**WHAT IS EXPECTED:**
Repeat the material verbatim and drop the pictures.

Lines of data:
start
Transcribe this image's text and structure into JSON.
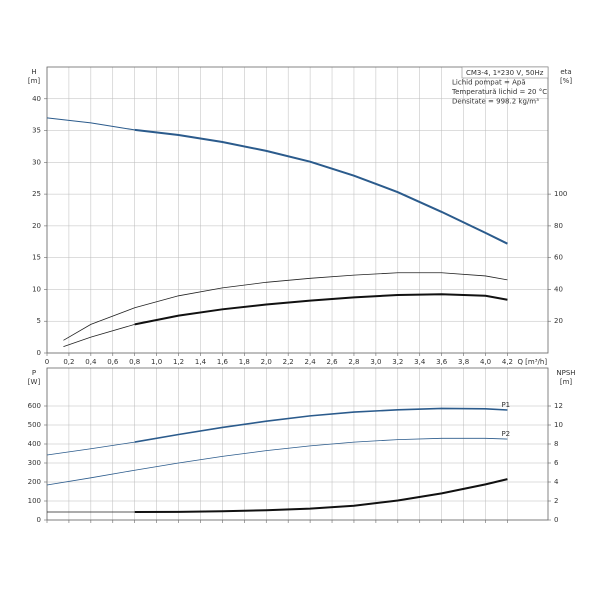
{
  "chart_data": [
    {
      "type": "line",
      "info": [
        "CM3-4, 1*230 V, 50Hz",
        "Lichid pompat = Apă",
        "Temperatură lichid = 20 °C",
        "Densitate = 998.2 kg/m³"
      ],
      "ylabel": [
        "H",
        "[m]"
      ],
      "y2label": [
        "eta",
        "[%]"
      ],
      "xlabel": "Q [m³/h]",
      "xlim": [
        0,
        4.57
      ],
      "ylim": [
        0,
        45
      ],
      "y2lim": [
        0,
        180
      ],
      "xticks": [
        0,
        {
          "value": 0.2,
          "label": "0,2"
        },
        {
          "value": 0.4,
          "label": "0,4"
        },
        {
          "value": 0.6,
          "label": "0,6"
        },
        {
          "value": 0.8,
          "label": "0,8"
        },
        {
          "value": 1.0,
          "label": "1,0"
        },
        {
          "value": 1.2,
          "label": "1,2"
        },
        {
          "value": 1.4,
          "label": "1,4"
        },
        {
          "value": 1.6,
          "label": "1,6"
        },
        {
          "value": 1.8,
          "label": "1,8"
        },
        {
          "value": 2.0,
          "label": "2,0"
        },
        {
          "value": 2.2,
          "label": "2,2"
        },
        {
          "value": 2.4,
          "label": "2,4"
        },
        {
          "value": 2.6,
          "label": "2,6"
        },
        {
          "value": 2.8,
          "label": "2,8"
        },
        {
          "value": 3.0,
          "label": "3,0"
        },
        {
          "value": 3.2,
          "label": "3,2"
        },
        {
          "value": 3.4,
          "label": "3,4"
        },
        {
          "value": 3.6,
          "label": "3,6"
        },
        {
          "value": 3.8,
          "label": "3,8"
        },
        {
          "value": 4.0,
          "label": "4,0"
        },
        {
          "value": 4.2,
          "label": "4,2"
        }
      ],
      "yticks": [
        0,
        5,
        10,
        15,
        20,
        25,
        30,
        35,
        40
      ],
      "y2ticks": [
        20,
        40,
        60,
        80,
        100
      ],
      "grid": true,
      "series": [
        {
          "color": "#2b5b8c",
          "width": 1,
          "x": [
            0,
            0.4,
            0.8
          ],
          "values": [
            37,
            36.2,
            35.1
          ]
        },
        {
          "color": "#2b5b8c",
          "width": 2,
          "x": [
            0.8,
            1.2,
            1.6,
            2.0,
            2.4,
            2.8,
            3.2,
            3.6,
            4.0,
            4.2
          ],
          "values": [
            35.1,
            34.3,
            33.2,
            31.8,
            30.1,
            27.9,
            25.3,
            22.2,
            18.9,
            17.2
          ]
        },
        {
          "color": "#222222",
          "width": 0.8,
          "axis": "y2",
          "x": [
            0.15,
            0.4,
            0.8,
            1.2,
            1.6,
            2.0,
            2.4,
            2.8,
            3.2,
            3.6,
            4.0,
            4.2
          ],
          "values": [
            8,
            18,
            28.5,
            36,
            41,
            44.5,
            47,
            49,
            50.5,
            50.5,
            48.5,
            46
          ]
        },
        {
          "color": "#222222",
          "width": 0.8,
          "axis": "y2",
          "x": [
            0.15,
            0.4,
            0.8
          ],
          "values": [
            4,
            10,
            18
          ]
        },
        {
          "color": "#111111",
          "width": 2,
          "axis": "y2",
          "x": [
            0.8,
            1.2,
            1.6,
            2.0,
            2.4,
            2.8,
            3.2,
            3.6,
            4.0,
            4.2
          ],
          "values": [
            18,
            23.5,
            27.5,
            30.5,
            33,
            35,
            36.5,
            37,
            36,
            33.5
          ]
        }
      ]
    },
    {
      "type": "line",
      "ylabel": [
        "P",
        "[W]"
      ],
      "y2label": [
        "NPSH",
        "[m]"
      ],
      "xlim": [
        0,
        4.57
      ],
      "ylim": [
        0,
        800
      ],
      "y2lim": [
        0,
        16
      ],
      "yticks": [
        0,
        100,
        200,
        300,
        400,
        500,
        600
      ],
      "y2ticks": [
        0,
        2,
        4,
        6,
        8,
        10,
        12
      ],
      "grid": true,
      "series": [
        {
          "color": "#2b5b8c",
          "width": 0.8,
          "x": [
            0,
            0.4,
            0.8
          ],
          "values": [
            342,
            375,
            410
          ]
        },
        {
          "label": "P1",
          "color": "#2b5b8c",
          "width": 1.6,
          "x": [
            0.8,
            1.2,
            1.6,
            2.0,
            2.4,
            2.8,
            3.2,
            3.6,
            4.0,
            4.2
          ],
          "values": [
            410,
            450,
            487,
            520,
            548,
            568,
            580,
            587,
            585,
            579
          ]
        },
        {
          "label": "P2",
          "color": "#2b5b8c",
          "width": 0.8,
          "x": [
            0,
            0.4,
            0.8,
            1.2,
            1.6,
            2.0,
            2.4,
            2.8,
            3.2,
            3.6,
            4.0,
            4.2
          ],
          "values": [
            184,
            222,
            262,
            300,
            335,
            365,
            390,
            410,
            423,
            430,
            430,
            426
          ]
        },
        {
          "color": "#222222",
          "width": 0.8,
          "axis": "y2",
          "x": [
            0,
            0.4,
            0.8
          ],
          "values": [
            0.84,
            0.84,
            0.84
          ]
        },
        {
          "color": "#111111",
          "width": 2,
          "axis": "y2",
          "x": [
            0.8,
            1.2,
            1.6,
            2.0,
            2.4,
            2.8,
            3.2,
            3.6,
            4.0,
            4.2
          ],
          "values": [
            0.84,
            0.86,
            0.92,
            1.03,
            1.2,
            1.5,
            2.05,
            2.8,
            3.75,
            4.3
          ]
        }
      ]
    }
  ]
}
end
**PROBLEM SOLUTION:**
Transcribe this image's text and structure into JSON.
{
  "chart_data": [
    {
      "type": "line",
      "info": [
        "CM3-4, 1*230 V, 50Hz",
        "Lichid pompat = Apă",
        "Temperatură lichid = 20 °C",
        "Densitate = 998.2 kg/m³"
      ],
      "ylabel": [
        "H",
        "[m]"
      ],
      "y2label": [
        "eta",
        "[%]"
      ],
      "xlabel": "Q [m³/h]",
      "xlim": [
        0,
        4.57
      ],
      "ylim": [
        0,
        45
      ],
      "y2lim": [
        0,
        180
      ],
      "xticks": [
        0,
        {
          "value": 0.2,
          "label": "0,2"
        },
        {
          "value": 0.4,
          "label": "0,4"
        },
        {
          "value": 0.6,
          "label": "0,6"
        },
        {
          "value": 0.8,
          "label": "0,8"
        },
        {
          "value": 1.0,
          "label": "1,0"
        },
        {
          "value": 1.2,
          "label": "1,2"
        },
        {
          "value": 1.4,
          "label": "1,4"
        },
        {
          "value": 1.6,
          "label": "1,6"
        },
        {
          "value": 1.8,
          "label": "1,8"
        },
        {
          "value": 2.0,
          "label": "2,0"
        },
        {
          "value": 2.2,
          "label": "2,2"
        },
        {
          "value": 2.4,
          "label": "2,4"
        },
        {
          "value": 2.6,
          "label": "2,6"
        },
        {
          "value": 2.8,
          "label": "2,8"
        },
        {
          "value": 3.0,
          "label": "3,0"
        },
        {
          "value": 3.2,
          "label": "3,2"
        },
        {
          "value": 3.4,
          "label": "3,4"
        },
        {
          "value": 3.6,
          "label": "3,6"
        },
        {
          "value": 3.8,
          "label": "3,8"
        },
        {
          "value": 4.0,
          "label": "4,0"
        },
        {
          "value": 4.2,
          "label": "4,2"
        }
      ],
      "yticks": [
        0,
        5,
        10,
        15,
        20,
        25,
        30,
        35,
        40
      ],
      "y2ticks": [
        20,
        40,
        60,
        80,
        100
      ],
      "grid": true,
      "series": [
        {
          "color": "#2b5b8c",
          "width": 1,
          "x": [
            0,
            0.4,
            0.8
          ],
          "values": [
            37,
            36.2,
            35.1
          ]
        },
        {
          "color": "#2b5b8c",
          "width": 2,
          "x": [
            0.8,
            1.2,
            1.6,
            2.0,
            2.4,
            2.8,
            3.2,
            3.6,
            4.0,
            4.2
          ],
          "values": [
            35.1,
            34.3,
            33.2,
            31.8,
            30.1,
            27.9,
            25.3,
            22.2,
            18.9,
            17.2
          ]
        },
        {
          "color": "#222222",
          "width": 0.8,
          "axis": "y2",
          "x": [
            0.15,
            0.4,
            0.8,
            1.2,
            1.6,
            2.0,
            2.4,
            2.8,
            3.2,
            3.6,
            4.0,
            4.2
          ],
          "values": [
            8,
            18,
            28.5,
            36,
            41,
            44.5,
            47,
            49,
            50.5,
            50.5,
            48.5,
            46
          ]
        },
        {
          "color": "#222222",
          "width": 0.8,
          "axis": "y2",
          "x": [
            0.15,
            0.4,
            0.8
          ],
          "values": [
            4,
            10,
            18
          ]
        },
        {
          "color": "#111111",
          "width": 2,
          "axis": "y2",
          "x": [
            0.8,
            1.2,
            1.6,
            2.0,
            2.4,
            2.8,
            3.2,
            3.6,
            4.0,
            4.2
          ],
          "values": [
            18,
            23.5,
            27.5,
            30.5,
            33,
            35,
            36.5,
            37,
            36,
            33.5
          ]
        }
      ]
    },
    {
      "type": "line",
      "ylabel": [
        "P",
        "[W]"
      ],
      "y2label": [
        "NPSH",
        "[m]"
      ],
      "xlim": [
        0,
        4.57
      ],
      "ylim": [
        0,
        800
      ],
      "y2lim": [
        0,
        16
      ],
      "yticks": [
        0,
        100,
        200,
        300,
        400,
        500,
        600
      ],
      "y2ticks": [
        0,
        2,
        4,
        6,
        8,
        10,
        12
      ],
      "grid": true,
      "series": [
        {
          "color": "#2b5b8c",
          "width": 0.8,
          "x": [
            0,
            0.4,
            0.8
          ],
          "values": [
            342,
            375,
            410
          ]
        },
        {
          "label": "P1",
          "color": "#2b5b8c",
          "width": 1.6,
          "x": [
            0.8,
            1.2,
            1.6,
            2.0,
            2.4,
            2.8,
            3.2,
            3.6,
            4.0,
            4.2
          ],
          "values": [
            410,
            450,
            487,
            520,
            548,
            568,
            580,
            587,
            585,
            579
          ]
        },
        {
          "label": "P2",
          "color": "#2b5b8c",
          "width": 0.8,
          "x": [
            0,
            0.4,
            0.8,
            1.2,
            1.6,
            2.0,
            2.4,
            2.8,
            3.2,
            3.6,
            4.0,
            4.2
          ],
          "values": [
            184,
            222,
            262,
            300,
            335,
            365,
            390,
            410,
            423,
            430,
            430,
            426
          ]
        },
        {
          "color": "#222222",
          "width": 0.8,
          "axis": "y2",
          "x": [
            0,
            0.4,
            0.8
          ],
          "values": [
            0.84,
            0.84,
            0.84
          ]
        },
        {
          "color": "#111111",
          "width": 2,
          "axis": "y2",
          "x": [
            0.8,
            1.2,
            1.6,
            2.0,
            2.4,
            2.8,
            3.2,
            3.6,
            4.0,
            4.2
          ],
          "values": [
            0.84,
            0.86,
            0.92,
            1.03,
            1.2,
            1.5,
            2.05,
            2.8,
            3.75,
            4.3
          ]
        }
      ]
    }
  ]
}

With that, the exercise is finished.